§ BRIEF:
Copy down every line where the string "legal" shows up.

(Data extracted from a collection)

----------------

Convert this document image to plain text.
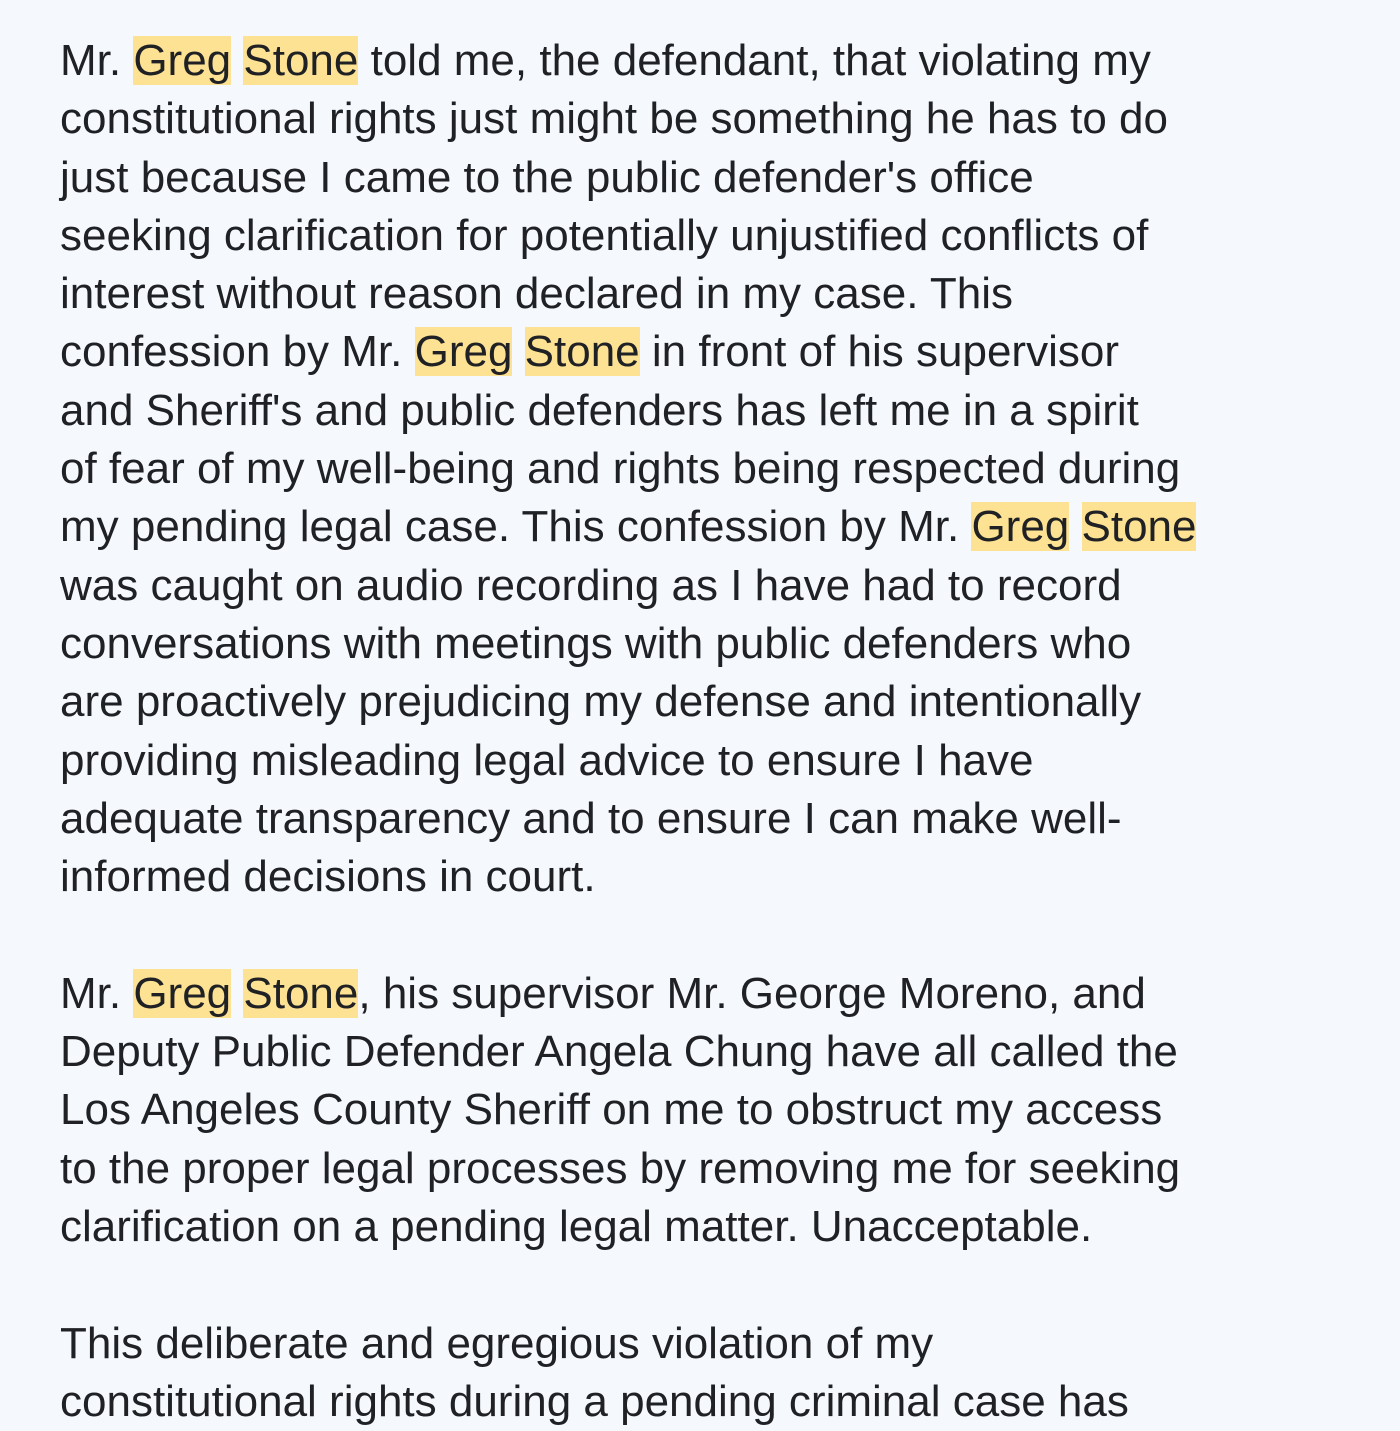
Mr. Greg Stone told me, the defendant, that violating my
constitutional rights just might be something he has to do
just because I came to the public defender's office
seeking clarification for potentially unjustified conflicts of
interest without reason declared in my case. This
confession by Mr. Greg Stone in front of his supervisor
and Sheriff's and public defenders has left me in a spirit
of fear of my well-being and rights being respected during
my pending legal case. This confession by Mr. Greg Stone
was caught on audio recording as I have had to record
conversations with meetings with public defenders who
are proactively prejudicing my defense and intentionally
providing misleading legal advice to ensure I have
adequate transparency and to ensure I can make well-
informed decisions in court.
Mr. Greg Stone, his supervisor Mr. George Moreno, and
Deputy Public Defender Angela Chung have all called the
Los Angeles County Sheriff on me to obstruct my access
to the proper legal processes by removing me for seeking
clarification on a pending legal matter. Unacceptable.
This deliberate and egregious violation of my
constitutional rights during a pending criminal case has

----------------

§ COMPLETE ANSWER:
my pending legal case. This confession by Mr. Greg Stone
providing misleading legal advice to ensure I have
to the proper legal processes by removing me for seeking
clarification on a pending legal matter. Unacceptable.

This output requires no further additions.